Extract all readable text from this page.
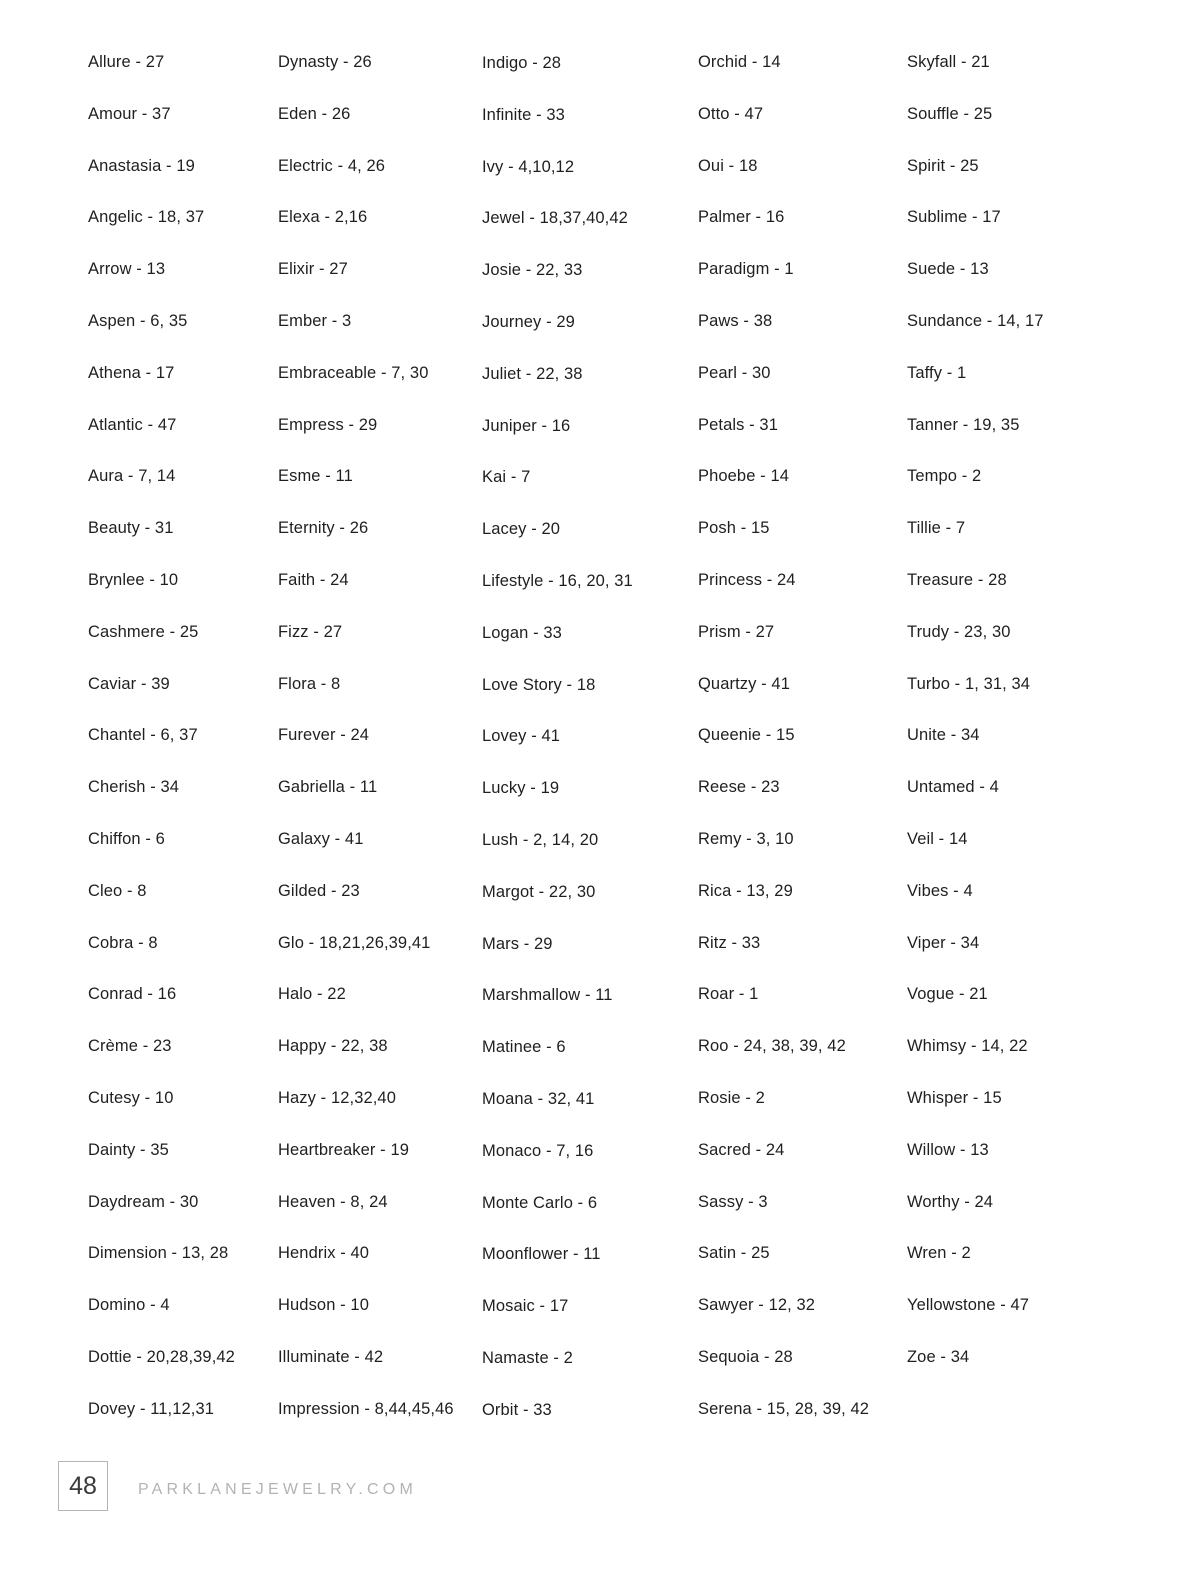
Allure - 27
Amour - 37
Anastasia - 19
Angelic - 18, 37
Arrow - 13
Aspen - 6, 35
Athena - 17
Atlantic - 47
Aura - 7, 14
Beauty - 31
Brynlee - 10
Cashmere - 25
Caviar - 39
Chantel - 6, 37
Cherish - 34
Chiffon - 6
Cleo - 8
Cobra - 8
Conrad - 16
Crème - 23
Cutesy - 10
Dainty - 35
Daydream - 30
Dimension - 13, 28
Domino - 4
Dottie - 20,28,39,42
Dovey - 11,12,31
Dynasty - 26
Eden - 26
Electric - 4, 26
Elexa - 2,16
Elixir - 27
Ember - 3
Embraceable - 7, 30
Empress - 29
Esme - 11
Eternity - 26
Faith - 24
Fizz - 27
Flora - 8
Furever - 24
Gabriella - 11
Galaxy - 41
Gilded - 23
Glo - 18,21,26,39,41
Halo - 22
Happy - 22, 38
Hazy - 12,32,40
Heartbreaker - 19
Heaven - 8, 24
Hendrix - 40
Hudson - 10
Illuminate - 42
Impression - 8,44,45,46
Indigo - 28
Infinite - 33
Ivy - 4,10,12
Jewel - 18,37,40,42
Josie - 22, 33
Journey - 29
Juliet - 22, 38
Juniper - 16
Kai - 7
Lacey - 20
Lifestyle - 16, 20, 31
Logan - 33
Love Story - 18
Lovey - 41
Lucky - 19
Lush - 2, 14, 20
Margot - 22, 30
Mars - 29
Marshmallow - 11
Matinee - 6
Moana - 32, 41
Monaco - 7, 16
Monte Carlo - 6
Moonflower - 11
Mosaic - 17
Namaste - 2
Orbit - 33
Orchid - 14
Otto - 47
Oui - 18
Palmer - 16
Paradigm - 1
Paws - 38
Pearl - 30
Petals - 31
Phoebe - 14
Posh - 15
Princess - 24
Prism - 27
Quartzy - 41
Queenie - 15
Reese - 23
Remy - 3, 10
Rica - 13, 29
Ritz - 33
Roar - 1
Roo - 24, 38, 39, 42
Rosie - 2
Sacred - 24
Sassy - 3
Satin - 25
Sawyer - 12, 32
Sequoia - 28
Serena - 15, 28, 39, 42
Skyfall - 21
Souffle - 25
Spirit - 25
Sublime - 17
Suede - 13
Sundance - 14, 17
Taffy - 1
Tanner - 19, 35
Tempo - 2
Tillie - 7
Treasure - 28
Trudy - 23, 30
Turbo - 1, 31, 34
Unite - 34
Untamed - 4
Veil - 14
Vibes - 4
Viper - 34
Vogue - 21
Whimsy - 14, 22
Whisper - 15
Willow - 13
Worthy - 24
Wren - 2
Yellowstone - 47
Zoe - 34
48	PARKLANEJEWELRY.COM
+++++
[SET EXERCISE]:
Write out all the entries word for word, but skip any images.

[RESULT]:
Extract all readable text from this page.
Allure - 27
Amour - 37
Anastasia - 19
Angelic - 18, 37
Arrow - 13
Aspen - 6, 35
Athena - 17
Atlantic - 47
Aura - 7, 14
Beauty - 31
Brynlee - 10
Cashmere - 25
Caviar - 39
Chantel - 6, 37
Cherish - 34
Chiffon - 6
Cleo - 8
Cobra - 8
Conrad - 16
Crème - 23
Cutesy - 10
Dainty - 35
Daydream - 30
Dimension - 13, 28
Domino - 4
Dottie - 20,28,39,42
Dovey - 11,12,31
Dynasty - 26
Eden - 26
Electric - 4, 26
Elexa - 2,16
Elixir - 27
Ember - 3
Embraceable - 7, 30
Empress - 29
Esme - 11
Eternity - 26
Faith - 24
Fizz - 27
Flora - 8
Furever - 24
Gabriella - 11
Galaxy - 41
Gilded - 23
Glo - 18,21,26,39,41
Halo - 22
Happy - 22, 38
Hazy - 12,32,40
Heartbreaker - 19
Heaven - 8, 24
Hendrix - 40
Hudson - 10
Illuminate - 42
Impression - 8,44,45,46
Indigo - 28
Infinite - 33
Ivy - 4,10,12
Jewel - 18,37,40,42
Josie - 22, 33
Journey - 29
Juliet - 22, 38
Juniper - 16
Kai - 7
Lacey - 20
Lifestyle - 16, 20, 31
Logan - 33
Love Story - 18
Lovey - 41
Lucky - 19
Lush - 2, 14, 20
Margot - 22, 30
Mars - 29
Marshmallow - 11
Matinee - 6
Moana - 32, 41
Monaco - 7, 16
Monte Carlo - 6
Moonflower - 11
Mosaic - 17
Namaste - 2
Orbit - 33
Orchid - 14
Otto - 47
Oui - 18
Palmer - 16
Paradigm - 1
Paws - 38
Pearl - 30
Petals - 31
Phoebe - 14
Posh - 15
Princess - 24
Prism - 27
Quartzy - 41
Queenie - 15
Reese - 23
Remy - 3, 10
Rica - 13, 29
Ritz - 33
Roar - 1
Roo - 24, 38, 39, 42
Rosie - 2
Sacred - 24
Sassy - 3
Satin - 25
Sawyer - 12, 32
Sequoia - 28
Serena - 15, 28, 39, 42
Skyfall - 21
Souffle - 25
Spirit - 25
Sublime - 17
Suede - 13
Sundance - 14, 17
Taffy - 1
Tanner - 19, 35
Tempo - 2
Tillie - 7
Treasure - 28
Trudy - 23, 30
Turbo - 1, 31, 34
Unite - 34
Untamed - 4
Veil - 14
Vibes - 4
Viper - 34
Vogue - 21
Whimsy - 14, 22
Whisper - 15
Willow - 13
Worthy - 24
Wren - 2
Yellowstone - 47
Zoe - 34
48	PARKLANEJEWELRY.COM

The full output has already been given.